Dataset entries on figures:

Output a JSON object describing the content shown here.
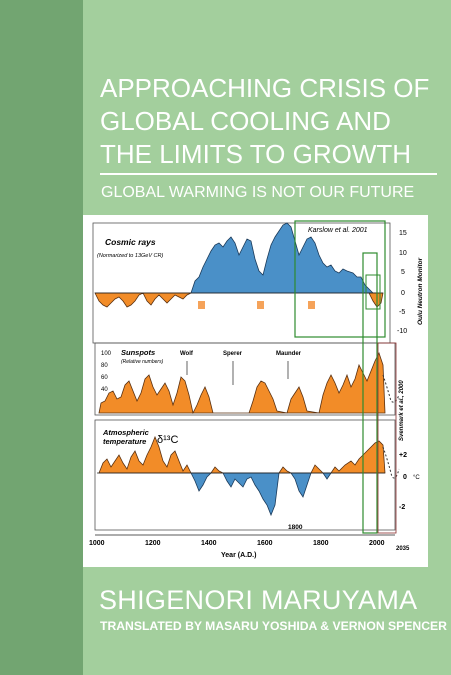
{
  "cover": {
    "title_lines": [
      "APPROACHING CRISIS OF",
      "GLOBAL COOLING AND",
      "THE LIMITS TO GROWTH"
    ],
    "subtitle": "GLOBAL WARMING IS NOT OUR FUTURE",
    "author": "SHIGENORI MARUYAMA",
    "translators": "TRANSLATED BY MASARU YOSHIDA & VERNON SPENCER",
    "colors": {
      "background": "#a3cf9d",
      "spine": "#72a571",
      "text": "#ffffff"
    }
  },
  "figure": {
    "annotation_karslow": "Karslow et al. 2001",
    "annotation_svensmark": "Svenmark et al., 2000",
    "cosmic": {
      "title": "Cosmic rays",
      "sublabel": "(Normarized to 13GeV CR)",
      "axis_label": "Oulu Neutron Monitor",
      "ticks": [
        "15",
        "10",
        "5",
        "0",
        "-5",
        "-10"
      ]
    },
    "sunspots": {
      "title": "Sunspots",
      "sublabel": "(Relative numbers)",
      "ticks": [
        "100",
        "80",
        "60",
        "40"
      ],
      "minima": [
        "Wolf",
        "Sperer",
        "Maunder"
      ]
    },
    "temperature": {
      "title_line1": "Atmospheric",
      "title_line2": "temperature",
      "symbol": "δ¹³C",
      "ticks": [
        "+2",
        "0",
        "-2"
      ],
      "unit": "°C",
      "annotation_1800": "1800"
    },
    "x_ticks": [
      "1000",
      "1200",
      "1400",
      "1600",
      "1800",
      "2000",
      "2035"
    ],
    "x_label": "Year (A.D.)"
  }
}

Set task - Every line of the records that includes the word "temperature" should be gathered.

Answer for this exercise -
    "temperature": {
      "title_line2": "temperature",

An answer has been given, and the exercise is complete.